(To be done)
a) For the blog post on whether employees are treated like machines, say whether each statement agrees with it: (i) The Fifth Discipline came out in 1990. (ii) Senge holds that most business thinking has already moved fully into the Information Age. (iii) In the Machine Metaphor, changes are carried out by the organization's own members. Answer yes or no for each, quoting the deciding words.
b) Extend the blog post on whether employees are treated like machines, picking up after its final sentence.

(Quoted text)
__________________________________________________
XQ Innovation Blog

Do We Treat Employees Like Machines?

Written by Joe Keshmiri | Oct 5, 2017 3:58:20 PM

(Part 3 of our series, “Why Do People Hate Their Boss”)

Do we treat employees like machines?  It’s a question on some employees’ minds these days.  What motivates people and how they think is the passion of one of today’s great American business management visionaries, Systems Scientist and Senior Lecturer at the MIT Sloan School of Management, Peter Senge.  An engineer and philosopher, Senge is most known for his important and recommended read (a keeper for any academic library) The Fifth Discipline: The art and practice of the learning organization, published in 1990 and soon after named by the Harvard Business Review as one of the seminal management books of the century.  When Peter Senge weighs in on any topic-such as whether we have really crossed over into the Information Age yet – it’s well worth anyone’s time to follow his train of thought.

 

Understanding that even though much of today’s workforce is part of the Network information culture that’s connected on a global scale, Senge believes that most business thinking is still stuck in an Industrial Age “bubble” that’s about to burst.  Senge describes Industrial Age philosophies of standardization, bureaucratic organizations, and centralized control in what he calls The Machine Metaphor, which he believes illustrates a surprising amount of core assumptions within management and organizations today.  

 

Through Senge’s eyes, the question of whether we treat employees like machines goes something like this:

An organization is like a machine, either owned by someone or by a group of shareholders. The machine exists for the purpose of making money for its builders and owners-and, like any machine, can only be operational when controlled by its owners.  Management exists to help owners control the machine. The mechanical systems and procedures are created outside by its builders and imposed on the organization.  Consequently, if anything needs to be changed, someone from the outside has to come in and change things.  A machine doesn’t have living parts.  Therefore, the organization’s members are mechanical parts in which human resources are just humans standing in reserve, waiting to be used.  The machine’s identity and brand is given to it by its owners and builders.

 

Most likely either you or someone you know have experienced this metaphor-or parts of it-in your business career.  What Senge recognizes is that most people want to go to work and feel like they are a member of a community of human beings.  People want to work together for a common purpose and learn as an entity, like a professional sports team, or a jazz ensemble can learn as an entity.
__________________________________________________
(Extracted material)
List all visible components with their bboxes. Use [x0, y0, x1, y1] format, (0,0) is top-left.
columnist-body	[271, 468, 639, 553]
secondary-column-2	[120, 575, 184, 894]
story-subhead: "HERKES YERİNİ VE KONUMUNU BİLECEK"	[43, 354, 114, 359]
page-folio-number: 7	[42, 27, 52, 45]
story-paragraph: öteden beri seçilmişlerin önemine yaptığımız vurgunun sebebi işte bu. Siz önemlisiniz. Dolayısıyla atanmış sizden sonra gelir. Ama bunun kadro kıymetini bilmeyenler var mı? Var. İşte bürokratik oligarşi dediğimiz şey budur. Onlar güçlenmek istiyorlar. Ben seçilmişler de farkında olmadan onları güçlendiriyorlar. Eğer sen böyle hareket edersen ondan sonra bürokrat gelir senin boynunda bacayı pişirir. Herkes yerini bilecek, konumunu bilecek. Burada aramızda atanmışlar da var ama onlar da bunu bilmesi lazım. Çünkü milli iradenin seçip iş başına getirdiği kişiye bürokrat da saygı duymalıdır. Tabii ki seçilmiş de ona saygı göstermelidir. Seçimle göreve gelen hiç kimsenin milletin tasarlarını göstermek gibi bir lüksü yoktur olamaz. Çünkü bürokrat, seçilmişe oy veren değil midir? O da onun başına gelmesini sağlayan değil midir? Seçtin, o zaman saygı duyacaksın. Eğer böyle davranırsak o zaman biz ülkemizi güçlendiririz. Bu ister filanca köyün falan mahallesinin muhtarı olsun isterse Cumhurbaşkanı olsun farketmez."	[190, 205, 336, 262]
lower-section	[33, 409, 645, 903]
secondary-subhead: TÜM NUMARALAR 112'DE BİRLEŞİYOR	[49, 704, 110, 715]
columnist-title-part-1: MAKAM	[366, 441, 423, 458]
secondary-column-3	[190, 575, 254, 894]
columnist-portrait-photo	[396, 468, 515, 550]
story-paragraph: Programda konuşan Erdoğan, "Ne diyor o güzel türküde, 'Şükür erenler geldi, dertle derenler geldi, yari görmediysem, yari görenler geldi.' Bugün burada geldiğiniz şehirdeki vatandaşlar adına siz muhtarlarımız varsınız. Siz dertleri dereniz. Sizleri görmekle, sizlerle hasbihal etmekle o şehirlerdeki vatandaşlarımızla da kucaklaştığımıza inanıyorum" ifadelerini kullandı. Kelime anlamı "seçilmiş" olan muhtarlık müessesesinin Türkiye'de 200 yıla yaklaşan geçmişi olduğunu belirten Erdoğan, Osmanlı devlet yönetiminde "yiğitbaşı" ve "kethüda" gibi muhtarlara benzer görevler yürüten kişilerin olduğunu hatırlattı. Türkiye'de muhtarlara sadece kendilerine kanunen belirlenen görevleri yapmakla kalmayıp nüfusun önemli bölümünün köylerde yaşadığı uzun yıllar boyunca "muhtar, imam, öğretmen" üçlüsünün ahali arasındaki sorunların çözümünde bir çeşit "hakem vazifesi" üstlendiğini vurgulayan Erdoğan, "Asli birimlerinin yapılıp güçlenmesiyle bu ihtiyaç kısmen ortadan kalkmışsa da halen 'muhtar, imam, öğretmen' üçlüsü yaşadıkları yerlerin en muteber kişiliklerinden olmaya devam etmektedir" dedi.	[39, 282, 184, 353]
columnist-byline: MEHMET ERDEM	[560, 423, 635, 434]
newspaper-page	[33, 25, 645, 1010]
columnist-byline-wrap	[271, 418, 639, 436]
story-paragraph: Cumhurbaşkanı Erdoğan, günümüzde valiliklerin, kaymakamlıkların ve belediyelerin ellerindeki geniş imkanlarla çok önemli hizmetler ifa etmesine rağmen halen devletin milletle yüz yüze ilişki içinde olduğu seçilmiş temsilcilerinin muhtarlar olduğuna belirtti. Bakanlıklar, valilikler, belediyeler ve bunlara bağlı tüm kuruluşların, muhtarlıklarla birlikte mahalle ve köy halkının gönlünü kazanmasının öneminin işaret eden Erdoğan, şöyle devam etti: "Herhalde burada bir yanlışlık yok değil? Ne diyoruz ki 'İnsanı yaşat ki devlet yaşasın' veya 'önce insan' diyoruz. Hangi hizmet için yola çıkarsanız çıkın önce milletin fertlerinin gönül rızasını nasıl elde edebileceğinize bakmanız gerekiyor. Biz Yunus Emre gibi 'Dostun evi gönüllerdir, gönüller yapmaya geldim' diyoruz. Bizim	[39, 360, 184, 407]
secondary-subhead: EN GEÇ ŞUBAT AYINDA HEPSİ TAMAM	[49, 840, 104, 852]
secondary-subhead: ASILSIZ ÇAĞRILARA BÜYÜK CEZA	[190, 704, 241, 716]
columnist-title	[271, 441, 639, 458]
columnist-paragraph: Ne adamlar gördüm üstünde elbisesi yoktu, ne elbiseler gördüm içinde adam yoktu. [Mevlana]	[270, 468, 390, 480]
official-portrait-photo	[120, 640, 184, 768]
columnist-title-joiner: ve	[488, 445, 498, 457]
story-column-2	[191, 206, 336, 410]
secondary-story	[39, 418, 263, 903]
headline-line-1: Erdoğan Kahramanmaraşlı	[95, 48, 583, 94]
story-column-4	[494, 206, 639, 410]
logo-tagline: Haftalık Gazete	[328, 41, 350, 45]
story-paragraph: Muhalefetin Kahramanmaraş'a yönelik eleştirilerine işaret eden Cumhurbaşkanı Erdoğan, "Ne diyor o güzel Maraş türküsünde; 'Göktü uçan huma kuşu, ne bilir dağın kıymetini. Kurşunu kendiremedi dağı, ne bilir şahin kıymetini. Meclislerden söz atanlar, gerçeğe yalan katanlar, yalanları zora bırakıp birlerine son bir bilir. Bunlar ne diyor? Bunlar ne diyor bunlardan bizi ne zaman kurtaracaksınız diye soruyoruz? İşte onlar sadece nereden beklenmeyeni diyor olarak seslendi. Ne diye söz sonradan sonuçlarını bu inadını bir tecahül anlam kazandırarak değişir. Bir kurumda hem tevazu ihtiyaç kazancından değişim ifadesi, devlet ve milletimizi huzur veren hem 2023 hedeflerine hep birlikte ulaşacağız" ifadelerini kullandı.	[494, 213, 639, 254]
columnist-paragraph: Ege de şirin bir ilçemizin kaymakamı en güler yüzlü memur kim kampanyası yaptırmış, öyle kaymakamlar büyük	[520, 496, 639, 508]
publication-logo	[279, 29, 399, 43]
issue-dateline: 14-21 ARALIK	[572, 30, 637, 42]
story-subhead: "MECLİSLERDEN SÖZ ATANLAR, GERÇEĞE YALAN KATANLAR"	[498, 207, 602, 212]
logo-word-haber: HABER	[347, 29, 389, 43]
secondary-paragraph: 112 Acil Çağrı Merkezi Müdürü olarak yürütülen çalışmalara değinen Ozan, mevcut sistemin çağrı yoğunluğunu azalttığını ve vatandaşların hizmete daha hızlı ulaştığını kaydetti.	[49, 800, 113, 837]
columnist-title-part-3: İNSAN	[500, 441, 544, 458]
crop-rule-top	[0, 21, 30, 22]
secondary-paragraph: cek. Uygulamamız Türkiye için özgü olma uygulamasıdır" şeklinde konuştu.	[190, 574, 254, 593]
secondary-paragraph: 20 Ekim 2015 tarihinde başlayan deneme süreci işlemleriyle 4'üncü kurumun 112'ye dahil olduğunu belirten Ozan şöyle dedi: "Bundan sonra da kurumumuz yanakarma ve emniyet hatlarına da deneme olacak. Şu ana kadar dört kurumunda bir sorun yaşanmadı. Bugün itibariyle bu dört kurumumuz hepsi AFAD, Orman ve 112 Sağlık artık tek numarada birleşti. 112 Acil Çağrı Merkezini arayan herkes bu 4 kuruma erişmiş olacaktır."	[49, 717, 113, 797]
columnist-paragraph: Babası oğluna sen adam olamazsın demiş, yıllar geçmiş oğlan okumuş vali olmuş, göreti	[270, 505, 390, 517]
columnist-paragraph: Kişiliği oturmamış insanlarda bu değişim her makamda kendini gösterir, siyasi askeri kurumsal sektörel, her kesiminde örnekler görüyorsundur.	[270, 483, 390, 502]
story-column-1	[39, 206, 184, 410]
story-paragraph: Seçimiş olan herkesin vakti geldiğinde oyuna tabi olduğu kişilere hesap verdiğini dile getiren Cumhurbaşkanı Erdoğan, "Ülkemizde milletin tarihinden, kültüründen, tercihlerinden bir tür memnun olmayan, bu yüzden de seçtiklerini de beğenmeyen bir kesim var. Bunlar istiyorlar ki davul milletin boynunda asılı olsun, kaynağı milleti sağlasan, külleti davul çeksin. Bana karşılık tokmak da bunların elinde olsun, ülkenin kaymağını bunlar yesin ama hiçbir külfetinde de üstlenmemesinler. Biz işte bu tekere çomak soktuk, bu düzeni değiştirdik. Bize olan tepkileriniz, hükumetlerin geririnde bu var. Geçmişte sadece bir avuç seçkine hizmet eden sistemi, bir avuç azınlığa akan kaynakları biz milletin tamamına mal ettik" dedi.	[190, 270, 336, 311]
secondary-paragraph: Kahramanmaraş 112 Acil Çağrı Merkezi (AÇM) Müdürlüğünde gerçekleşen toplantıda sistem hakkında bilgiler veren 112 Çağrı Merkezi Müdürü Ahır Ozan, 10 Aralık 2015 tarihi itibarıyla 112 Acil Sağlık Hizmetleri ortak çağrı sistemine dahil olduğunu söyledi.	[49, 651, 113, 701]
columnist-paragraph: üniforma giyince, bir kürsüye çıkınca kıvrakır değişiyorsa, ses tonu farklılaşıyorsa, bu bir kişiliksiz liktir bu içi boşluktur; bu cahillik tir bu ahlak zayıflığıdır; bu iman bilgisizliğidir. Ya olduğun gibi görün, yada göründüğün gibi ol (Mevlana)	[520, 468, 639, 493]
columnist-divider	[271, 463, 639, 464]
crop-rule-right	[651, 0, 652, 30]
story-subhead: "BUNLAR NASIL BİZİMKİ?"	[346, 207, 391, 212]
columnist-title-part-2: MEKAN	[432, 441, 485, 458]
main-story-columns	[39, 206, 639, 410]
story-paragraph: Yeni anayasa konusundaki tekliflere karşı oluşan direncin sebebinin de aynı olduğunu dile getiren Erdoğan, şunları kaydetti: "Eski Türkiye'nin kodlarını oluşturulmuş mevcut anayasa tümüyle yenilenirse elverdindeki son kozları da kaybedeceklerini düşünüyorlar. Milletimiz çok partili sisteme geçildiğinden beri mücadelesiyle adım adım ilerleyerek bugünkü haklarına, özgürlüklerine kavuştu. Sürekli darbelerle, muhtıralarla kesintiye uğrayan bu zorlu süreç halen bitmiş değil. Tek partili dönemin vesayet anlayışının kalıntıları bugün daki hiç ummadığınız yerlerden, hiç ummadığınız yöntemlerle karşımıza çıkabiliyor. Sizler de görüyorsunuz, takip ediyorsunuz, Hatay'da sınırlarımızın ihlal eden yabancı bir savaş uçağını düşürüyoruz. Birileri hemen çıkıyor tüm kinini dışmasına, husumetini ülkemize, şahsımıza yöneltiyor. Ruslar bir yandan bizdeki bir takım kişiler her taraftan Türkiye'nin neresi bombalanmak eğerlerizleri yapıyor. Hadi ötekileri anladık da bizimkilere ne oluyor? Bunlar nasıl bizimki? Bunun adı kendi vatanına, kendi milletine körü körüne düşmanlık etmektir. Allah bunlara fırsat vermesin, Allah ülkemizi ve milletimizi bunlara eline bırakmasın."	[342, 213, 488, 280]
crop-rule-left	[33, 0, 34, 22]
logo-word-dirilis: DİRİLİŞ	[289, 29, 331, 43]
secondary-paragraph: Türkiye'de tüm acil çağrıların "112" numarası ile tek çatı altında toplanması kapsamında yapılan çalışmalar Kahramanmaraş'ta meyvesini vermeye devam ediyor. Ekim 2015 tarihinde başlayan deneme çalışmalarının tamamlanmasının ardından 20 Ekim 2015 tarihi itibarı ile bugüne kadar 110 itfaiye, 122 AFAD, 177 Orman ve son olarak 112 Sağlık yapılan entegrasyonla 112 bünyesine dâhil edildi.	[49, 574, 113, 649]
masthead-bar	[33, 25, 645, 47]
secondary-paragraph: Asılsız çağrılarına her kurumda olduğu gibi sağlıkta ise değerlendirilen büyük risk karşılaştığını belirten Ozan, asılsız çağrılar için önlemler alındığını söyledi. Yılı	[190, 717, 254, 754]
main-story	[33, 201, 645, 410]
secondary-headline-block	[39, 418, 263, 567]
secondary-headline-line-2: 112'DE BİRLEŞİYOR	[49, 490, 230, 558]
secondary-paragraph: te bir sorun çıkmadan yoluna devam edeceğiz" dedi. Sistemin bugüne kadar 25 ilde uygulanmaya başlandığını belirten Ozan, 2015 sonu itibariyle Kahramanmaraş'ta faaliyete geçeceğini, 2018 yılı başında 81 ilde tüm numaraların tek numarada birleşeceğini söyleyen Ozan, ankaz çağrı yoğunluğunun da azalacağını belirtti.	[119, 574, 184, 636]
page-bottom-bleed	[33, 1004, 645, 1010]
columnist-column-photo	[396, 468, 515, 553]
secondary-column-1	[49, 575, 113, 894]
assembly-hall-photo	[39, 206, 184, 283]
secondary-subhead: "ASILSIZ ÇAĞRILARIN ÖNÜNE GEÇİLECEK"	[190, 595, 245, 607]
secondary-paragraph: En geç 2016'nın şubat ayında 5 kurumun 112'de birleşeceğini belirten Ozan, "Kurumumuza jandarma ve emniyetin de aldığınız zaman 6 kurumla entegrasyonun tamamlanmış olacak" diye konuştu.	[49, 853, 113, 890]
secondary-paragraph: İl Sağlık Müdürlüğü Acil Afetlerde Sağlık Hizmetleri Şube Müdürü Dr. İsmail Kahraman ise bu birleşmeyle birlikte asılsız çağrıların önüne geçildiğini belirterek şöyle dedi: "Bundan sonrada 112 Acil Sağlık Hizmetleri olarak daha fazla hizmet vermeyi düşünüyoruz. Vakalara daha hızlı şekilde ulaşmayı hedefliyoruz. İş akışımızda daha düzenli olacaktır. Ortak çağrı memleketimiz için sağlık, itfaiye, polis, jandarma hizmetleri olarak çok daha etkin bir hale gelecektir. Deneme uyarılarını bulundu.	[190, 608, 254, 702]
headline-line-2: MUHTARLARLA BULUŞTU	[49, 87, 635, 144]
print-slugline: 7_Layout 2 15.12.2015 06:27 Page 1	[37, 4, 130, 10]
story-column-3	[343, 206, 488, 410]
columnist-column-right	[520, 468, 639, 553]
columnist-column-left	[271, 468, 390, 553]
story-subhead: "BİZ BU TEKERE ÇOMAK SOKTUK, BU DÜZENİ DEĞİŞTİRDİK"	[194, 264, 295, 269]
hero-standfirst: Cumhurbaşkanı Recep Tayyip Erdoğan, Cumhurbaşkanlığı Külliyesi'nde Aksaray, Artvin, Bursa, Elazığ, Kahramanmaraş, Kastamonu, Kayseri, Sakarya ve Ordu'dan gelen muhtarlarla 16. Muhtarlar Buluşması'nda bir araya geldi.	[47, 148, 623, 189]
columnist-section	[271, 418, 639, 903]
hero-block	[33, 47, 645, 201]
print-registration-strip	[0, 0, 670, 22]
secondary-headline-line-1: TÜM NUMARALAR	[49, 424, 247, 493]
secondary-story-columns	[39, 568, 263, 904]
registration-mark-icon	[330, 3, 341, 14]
__________________________________________________
(Exercise answers)
a)
(i) Yes: "published in 1990"
(ii) No: "most business thinking is still stuck in an Industrial Age “bubble” that’s about to burst"
(iii) No: "if anything needs to be changed, someone from the outside has to come in and change things"

b)
 

Senge believes that most people have an aversion to their work environments’ because they have consciously or unconsciously formed a deep resentment towards being a slave to the machine and forced to be ‘machine-like’ in order to fit in.  Hence why some people feel we treat employees like machines.

 

Human beings can’t be controlled and mass produced like machines because we are complex.  We can only be influenced or inspired for optimal performance.  To influence is to motivate and inspire through complex interactive processes.  Instead, we are treated on a ‘need to know’ basis and the verdict usually is that we don’t need to know.  But overwhelming evidence shows that people who are respected, cared for, and motivated will be the most productive with the most output. So far, no machine has solved the productivity gap that is currently costing U.S. companies half-a- trillion dollars in losses of missed work and productivity.

 

Ironically, what new technology has created, according to Harvard professor and University librarian Robert Darnton, is a global interdependency that is reinforcing, not undermining, old modes of communication.  New technology is compelling us to understand how we humans affect each other around the world.  We are far more aware of what is going on around us at multiple levels, ushering in a new awareness of environmental changes, the agility to change with it and social cooperation.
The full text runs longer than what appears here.